▶ [Set exercise]:
Copy out every line in the entries below that includes "Regression".

═══ Given records ═══

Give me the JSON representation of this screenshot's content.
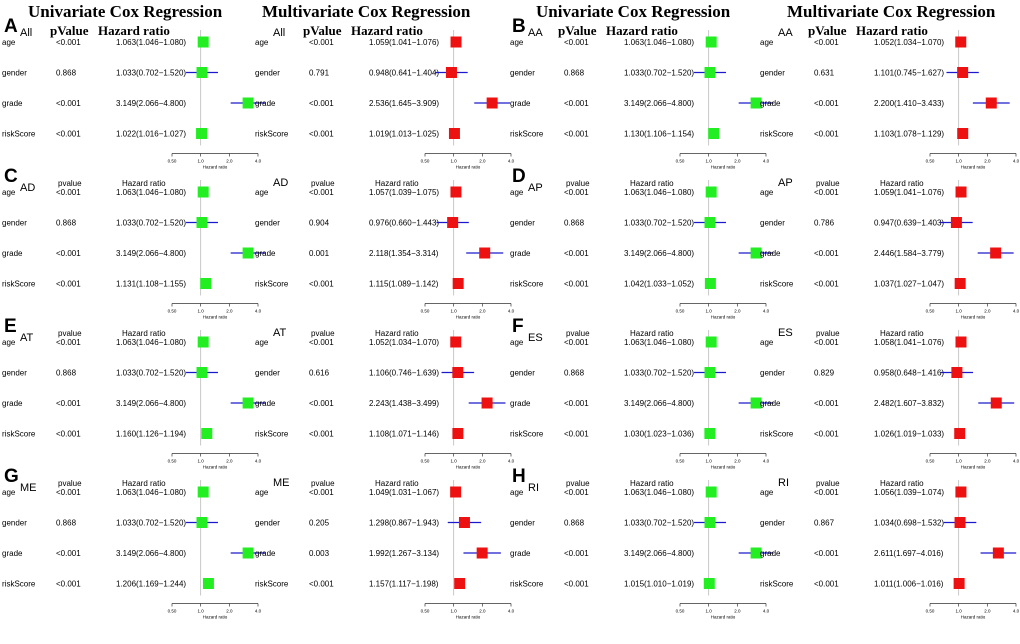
{
  "headings": {
    "uni": "Univariate Cox Regression",
    "multi": "Multivariate Cox Regression"
  },
  "colors": {
    "uni_marker": "#22ee22",
    "multi_marker": "#ee1111",
    "ci_line": "#1a1acc",
    "ref_line": "#bbbbbb"
  },
  "chart_data": [
    {
      "panel": "A",
      "subset": "All",
      "type": "forest",
      "model": "univariate",
      "col_p": "pValue",
      "col_hr": "Hazard ratio",
      "axis_label": "Hazard ratio",
      "xlim": [
        0.5,
        4.0
      ],
      "ticks": [
        "0.50",
        "1.0",
        "2.0",
        "4.0"
      ],
      "rows": [
        {
          "var": "age",
          "p": "<0.001",
          "hr_text": "1.063(1.046−1.080)",
          "hr": 1.063,
          "lo": 1.046,
          "hi": 1.08
        },
        {
          "var": "gender",
          "p": "0.868",
          "hr_text": "1.033(0.702−1.520)",
          "hr": 1.033,
          "lo": 0.702,
          "hi": 1.52
        },
        {
          "var": "grade",
          "p": "<0.001",
          "hr_text": "3.149(2.066−4.800)",
          "hr": 3.149,
          "lo": 2.066,
          "hi": 4.8
        },
        {
          "var": "riskScore",
          "p": "<0.001",
          "hr_text": "1.022(1.016−1.027)",
          "hr": 1.022,
          "lo": 1.016,
          "hi": 1.027
        }
      ]
    },
    {
      "subset": "All",
      "type": "forest",
      "model": "multivariate",
      "col_p": "pValue",
      "col_hr": "Hazard ratio",
      "axis_label": "Hazard ratio",
      "xlim": [
        0.5,
        4.0
      ],
      "ticks": [
        "0.50",
        "1.0",
        "2.0",
        "4.0"
      ],
      "rows": [
        {
          "var": "age",
          "p": "<0.001",
          "hr_text": "1.059(1.041−1.076)",
          "hr": 1.059,
          "lo": 1.041,
          "hi": 1.076
        },
        {
          "var": "gender",
          "p": "0.791",
          "hr_text": "0.948(0.641−1.404)",
          "hr": 0.948,
          "lo": 0.641,
          "hi": 1.404
        },
        {
          "var": "grade",
          "p": "<0.001",
          "hr_text": "2.536(1.645−3.909)",
          "hr": 2.536,
          "lo": 1.645,
          "hi": 3.909
        },
        {
          "var": "riskScore",
          "p": "<0.001",
          "hr_text": "1.019(1.013−1.025)",
          "hr": 1.019,
          "lo": 1.013,
          "hi": 1.025
        }
      ]
    },
    {
      "panel": "B",
      "subset": "AA",
      "type": "forest",
      "model": "univariate",
      "col_p": "pValue",
      "col_hr": "Hazard ratio",
      "axis_label": "Hazard ratio",
      "xlim": [
        0.5,
        4.0
      ],
      "ticks": [
        "0.50",
        "1.0",
        "2.0",
        "4.0"
      ],
      "rows": [
        {
          "var": "age",
          "p": "<0.001",
          "hr_text": "1.063(1.046−1.080)",
          "hr": 1.063,
          "lo": 1.046,
          "hi": 1.08
        },
        {
          "var": "gender",
          "p": "0.868",
          "hr_text": "1.033(0.702−1.520)",
          "hr": 1.033,
          "lo": 0.702,
          "hi": 1.52
        },
        {
          "var": "grade",
          "p": "<0.001",
          "hr_text": "3.149(2.066−4.800)",
          "hr": 3.149,
          "lo": 2.066,
          "hi": 4.8
        },
        {
          "var": "riskScore",
          "p": "<0.001",
          "hr_text": "1.130(1.106−1.154)",
          "hr": 1.13,
          "lo": 1.106,
          "hi": 1.154
        }
      ]
    },
    {
      "subset": "AA",
      "type": "forest",
      "model": "multivariate",
      "col_p": "pValue",
      "col_hr": "Hazard ratio",
      "axis_label": "Hazard ratio",
      "xlim": [
        0.5,
        4.0
      ],
      "ticks": [
        "0.50",
        "1.0",
        "2.0",
        "4.0"
      ],
      "rows": [
        {
          "var": "age",
          "p": "<0.001",
          "hr_text": "1.052(1.034−1.070)",
          "hr": 1.052,
          "lo": 1.034,
          "hi": 1.07
        },
        {
          "var": "gender",
          "p": "0.631",
          "hr_text": "1.101(0.745−1.627)",
          "hr": 1.101,
          "lo": 0.745,
          "hi": 1.627
        },
        {
          "var": "grade",
          "p": "<0.001",
          "hr_text": "2.200(1.410−3.433)",
          "hr": 2.2,
          "lo": 1.41,
          "hi": 3.433
        },
        {
          "var": "riskScore",
          "p": "<0.001",
          "hr_text": "1.103(1.078−1.129)",
          "hr": 1.103,
          "lo": 1.078,
          "hi": 1.129
        }
      ]
    },
    {
      "panel": "C",
      "subset": "AD",
      "type": "forest",
      "model": "univariate",
      "col_p": "pvalue",
      "col_hr": "Hazard ratio",
      "axis_label": "Hazard ratio",
      "xlim": [
        0.5,
        4.0
      ],
      "ticks": [
        "0.50",
        "1.0",
        "2.0",
        "4.0"
      ],
      "rows": [
        {
          "var": "age",
          "p": "<0.001",
          "hr_text": "1.063(1.046−1.080)",
          "hr": 1.063,
          "lo": 1.046,
          "hi": 1.08
        },
        {
          "var": "gender",
          "p": "0.868",
          "hr_text": "1.033(0.702−1.520)",
          "hr": 1.033,
          "lo": 0.702,
          "hi": 1.52
        },
        {
          "var": "grade",
          "p": "<0.001",
          "hr_text": "3.149(2.066−4.800)",
          "hr": 3.149,
          "lo": 2.066,
          "hi": 4.8
        },
        {
          "var": "riskScore",
          "p": "<0.001",
          "hr_text": "1.131(1.108−1.155)",
          "hr": 1.131,
          "lo": 1.108,
          "hi": 1.155
        }
      ]
    },
    {
      "subset": "AD",
      "type": "forest",
      "model": "multivariate",
      "col_p": "pvalue",
      "col_hr": "Hazard ratio",
      "axis_label": "Hazard ratio",
      "xlim": [
        0.5,
        4.0
      ],
      "ticks": [
        "0.50",
        "1.0",
        "2.0",
        "4.0"
      ],
      "rows": [
        {
          "var": "age",
          "p": "<0.001",
          "hr_text": "1.057(1.039−1.075)",
          "hr": 1.057,
          "lo": 1.039,
          "hi": 1.075
        },
        {
          "var": "gender",
          "p": "0.904",
          "hr_text": "0.976(0.660−1.443)",
          "hr": 0.976,
          "lo": 0.66,
          "hi": 1.443
        },
        {
          "var": "grade",
          "p": "0.001",
          "hr_text": "2.118(1.354−3.314)",
          "hr": 2.118,
          "lo": 1.354,
          "hi": 3.314
        },
        {
          "var": "riskScore",
          "p": "<0.001",
          "hr_text": "1.115(1.089−1.142)",
          "hr": 1.115,
          "lo": 1.089,
          "hi": 1.142
        }
      ]
    },
    {
      "panel": "D",
      "subset": "AP",
      "type": "forest",
      "model": "univariate",
      "col_p": "pvalue",
      "col_hr": "Hazard ratio",
      "axis_label": "Hazard ratio",
      "xlim": [
        0.5,
        4.0
      ],
      "ticks": [
        "0.50",
        "1.0",
        "2.0",
        "4.0"
      ],
      "rows": [
        {
          "var": "age",
          "p": "<0.001",
          "hr_text": "1.063(1.046−1.080)",
          "hr": 1.063,
          "lo": 1.046,
          "hi": 1.08
        },
        {
          "var": "gender",
          "p": "0.868",
          "hr_text": "1.033(0.702−1.520)",
          "hr": 1.033,
          "lo": 0.702,
          "hi": 1.52
        },
        {
          "var": "grade",
          "p": "<0.001",
          "hr_text": "3.149(2.066−4.800)",
          "hr": 3.149,
          "lo": 2.066,
          "hi": 4.8
        },
        {
          "var": "riskScore",
          "p": "<0.001",
          "hr_text": "1.042(1.033−1.052)",
          "hr": 1.042,
          "lo": 1.033,
          "hi": 1.052
        }
      ]
    },
    {
      "subset": "AP",
      "type": "forest",
      "model": "multivariate",
      "col_p": "pvalue",
      "col_hr": "Hazard ratio",
      "axis_label": "Hazard ratio",
      "xlim": [
        0.5,
        4.0
      ],
      "ticks": [
        "0.50",
        "1.0",
        "2.0",
        "4.0"
      ],
      "rows": [
        {
          "var": "age",
          "p": "<0.001",
          "hr_text": "1.059(1.041−1.076)",
          "hr": 1.059,
          "lo": 1.041,
          "hi": 1.076
        },
        {
          "var": "gender",
          "p": "0.786",
          "hr_text": "0.947(0.639−1.403)",
          "hr": 0.947,
          "lo": 0.639,
          "hi": 1.403
        },
        {
          "var": "grade",
          "p": "<0.001",
          "hr_text": "2.446(1.584−3.779)",
          "hr": 2.446,
          "lo": 1.584,
          "hi": 3.779
        },
        {
          "var": "riskScore",
          "p": "<0.001",
          "hr_text": "1.037(1.027−1.047)",
          "hr": 1.037,
          "lo": 1.027,
          "hi": 1.047
        }
      ]
    },
    {
      "panel": "E",
      "subset": "AT",
      "type": "forest",
      "model": "univariate",
      "col_p": "pvalue",
      "col_hr": "Hazard ratio",
      "axis_label": "Hazard ratio",
      "xlim": [
        0.5,
        4.0
      ],
      "ticks": [
        "0.50",
        "1.0",
        "2.0",
        "4.0"
      ],
      "rows": [
        {
          "var": "age",
          "p": "<0.001",
          "hr_text": "1.063(1.046−1.080)",
          "hr": 1.063,
          "lo": 1.046,
          "hi": 1.08
        },
        {
          "var": "gender",
          "p": "0.868",
          "hr_text": "1.033(0.702−1.520)",
          "hr": 1.033,
          "lo": 0.702,
          "hi": 1.52
        },
        {
          "var": "grade",
          "p": "<0.001",
          "hr_text": "3.149(2.066−4.800)",
          "hr": 3.149,
          "lo": 2.066,
          "hi": 4.8
        },
        {
          "var": "riskScore",
          "p": "<0.001",
          "hr_text": "1.160(1.126−1.194)",
          "hr": 1.16,
          "lo": 1.126,
          "hi": 1.194
        }
      ]
    },
    {
      "subset": "AT",
      "type": "forest",
      "model": "multivariate",
      "col_p": "pvalue",
      "col_hr": "Hazard ratio",
      "axis_label": "Hazard ratio",
      "xlim": [
        0.5,
        4.0
      ],
      "ticks": [
        "0.50",
        "1.0",
        "2.0",
        "4.0"
      ],
      "rows": [
        {
          "var": "age",
          "p": "<0.001",
          "hr_text": "1.052(1.034−1.070)",
          "hr": 1.052,
          "lo": 1.034,
          "hi": 1.07
        },
        {
          "var": "gender",
          "p": "0.616",
          "hr_text": "1.106(0.746−1.639)",
          "hr": 1.106,
          "lo": 0.746,
          "hi": 1.639
        },
        {
          "var": "grade",
          "p": "<0.001",
          "hr_text": "2.243(1.438−3.499)",
          "hr": 2.243,
          "lo": 1.438,
          "hi": 3.499
        },
        {
          "var": "riskScore",
          "p": "<0.001",
          "hr_text": "1.108(1.071−1.146)",
          "hr": 1.108,
          "lo": 1.071,
          "hi": 1.146
        }
      ]
    },
    {
      "panel": "F",
      "subset": "ES",
      "type": "forest",
      "model": "univariate",
      "col_p": "pvalue",
      "col_hr": "Hazard ratio",
      "axis_label": "Hazard ratio",
      "xlim": [
        0.5,
        4.0
      ],
      "ticks": [
        "0.50",
        "1.0",
        "2.0",
        "4.0"
      ],
      "rows": [
        {
          "var": "age",
          "p": "<0.001",
          "hr_text": "1.063(1.046−1.080)",
          "hr": 1.063,
          "lo": 1.046,
          "hi": 1.08
        },
        {
          "var": "gender",
          "p": "0.868",
          "hr_text": "1.033(0.702−1.520)",
          "hr": 1.033,
          "lo": 0.702,
          "hi": 1.52
        },
        {
          "var": "grade",
          "p": "<0.001",
          "hr_text": "3.149(2.066−4.800)",
          "hr": 3.149,
          "lo": 2.066,
          "hi": 4.8
        },
        {
          "var": "riskScore",
          "p": "<0.001",
          "hr_text": "1.030(1.023−1.036)",
          "hr": 1.03,
          "lo": 1.023,
          "hi": 1.036
        }
      ]
    },
    {
      "subset": "ES",
      "type": "forest",
      "model": "multivariate",
      "col_p": "pvalue",
      "col_hr": "Hazard ratio",
      "axis_label": "Hazard ratio",
      "xlim": [
        0.5,
        4.0
      ],
      "ticks": [
        "0.50",
        "1.0",
        "2.0",
        "4.0"
      ],
      "rows": [
        {
          "var": "age",
          "p": "<0.001",
          "hr_text": "1.058(1.041−1.076)",
          "hr": 1.058,
          "lo": 1.041,
          "hi": 1.076
        },
        {
          "var": "gender",
          "p": "0.829",
          "hr_text": "0.958(0.648−1.416)",
          "hr": 0.958,
          "lo": 0.648,
          "hi": 1.416
        },
        {
          "var": "grade",
          "p": "<0.001",
          "hr_text": "2.482(1.607−3.832)",
          "hr": 2.482,
          "lo": 1.607,
          "hi": 3.832
        },
        {
          "var": "riskScore",
          "p": "<0.001",
          "hr_text": "1.026(1.019−1.033)",
          "hr": 1.026,
          "lo": 1.019,
          "hi": 1.033
        }
      ]
    },
    {
      "panel": "G",
      "subset": "ME",
      "type": "forest",
      "model": "univariate",
      "col_p": "pvalue",
      "col_hr": "Hazard ratio",
      "axis_label": "Hazard ratio",
      "xlim": [
        0.5,
        4.0
      ],
      "ticks": [
        "0.50",
        "1.0",
        "2.0",
        "4.0"
      ],
      "rows": [
        {
          "var": "age",
          "p": "<0.001",
          "hr_text": "1.063(1.046−1.080)",
          "hr": 1.063,
          "lo": 1.046,
          "hi": 1.08
        },
        {
          "var": "gender",
          "p": "0.868",
          "hr_text": "1.033(0.702−1.520)",
          "hr": 1.033,
          "lo": 0.702,
          "hi": 1.52
        },
        {
          "var": "grade",
          "p": "<0.001",
          "hr_text": "3.149(2.066−4.800)",
          "hr": 3.149,
          "lo": 2.066,
          "hi": 4.8
        },
        {
          "var": "riskScore",
          "p": "<0.001",
          "hr_text": "1.206(1.169−1.244)",
          "hr": 1.206,
          "lo": 1.169,
          "hi": 1.244
        }
      ]
    },
    {
      "subset": "ME",
      "type": "forest",
      "model": "multivariate",
      "col_p": "pvalue",
      "col_hr": "Hazard ratio",
      "axis_label": "Hazard ratio",
      "xlim": [
        0.5,
        4.0
      ],
      "ticks": [
        "0.50",
        "1.0",
        "2.0",
        "4.0"
      ],
      "rows": [
        {
          "var": "age",
          "p": "<0.001",
          "hr_text": "1.049(1.031−1.067)",
          "hr": 1.049,
          "lo": 1.031,
          "hi": 1.067
        },
        {
          "var": "gender",
          "p": "0.205",
          "hr_text": "1.298(0.867−1.943)",
          "hr": 1.298,
          "lo": 0.867,
          "hi": 1.943
        },
        {
          "var": "grade",
          "p": "0.003",
          "hr_text": "1.992(1.267−3.134)",
          "hr": 1.992,
          "lo": 1.267,
          "hi": 3.134
        },
        {
          "var": "riskScore",
          "p": "<0.001",
          "hr_text": "1.157(1.117−1.198)",
          "hr": 1.157,
          "lo": 1.117,
          "hi": 1.198
        }
      ]
    },
    {
      "panel": "H",
      "subset": "RI",
      "type": "forest",
      "model": "univariate",
      "col_p": "pvalue",
      "col_hr": "Hazard ratio",
      "axis_label": "Hazard ratio",
      "xlim": [
        0.5,
        4.0
      ],
      "ticks": [
        "0.50",
        "1.0",
        "2.0",
        "4.0"
      ],
      "rows": [
        {
          "var": "age",
          "p": "<0.001",
          "hr_text": "1.063(1.046−1.080)",
          "hr": 1.063,
          "lo": 1.046,
          "hi": 1.08
        },
        {
          "var": "gender",
          "p": "0.868",
          "hr_text": "1.033(0.702−1.520)",
          "hr": 1.033,
          "lo": 0.702,
          "hi": 1.52
        },
        {
          "var": "grade",
          "p": "<0.001",
          "hr_text": "3.149(2.066−4.800)",
          "hr": 3.149,
          "lo": 2.066,
          "hi": 4.8
        },
        {
          "var": "riskScore",
          "p": "<0.001",
          "hr_text": "1.015(1.010−1.019)",
          "hr": 1.015,
          "lo": 1.01,
          "hi": 1.019
        }
      ]
    },
    {
      "subset": "RI",
      "type": "forest",
      "model": "multivariate",
      "col_p": "pvalue",
      "col_hr": "Hazard ratio",
      "axis_label": "Hazard ratio",
      "xlim": [
        0.5,
        4.0
      ],
      "ticks": [
        "0.50",
        "1.0",
        "2.0",
        "4.0"
      ],
      "rows": [
        {
          "var": "age",
          "p": "<0.001",
          "hr_text": "1.056(1.039−1.074)",
          "hr": 1.056,
          "lo": 1.039,
          "hi": 1.074
        },
        {
          "var": "gender",
          "p": "0.867",
          "hr_text": "1.034(0.698−1.532)",
          "hr": 1.034,
          "lo": 0.698,
          "hi": 1.532
        },
        {
          "var": "grade",
          "p": "<0.001",
          "hr_text": "2.611(1.697−4.016)",
          "hr": 2.611,
          "lo": 1.697,
          "hi": 4.016
        },
        {
          "var": "riskScore",
          "p": "<0.001",
          "hr_text": "1.011(1.006−1.016)",
          "hr": 1.011,
          "lo": 1.006,
          "hi": 1.016
        }
      ]
    }
  ]
}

═══

▶ [Solution to the exercise]:
    "uni": "Univariate Cox Regression",
    "multi": "Multivariate Cox Regression"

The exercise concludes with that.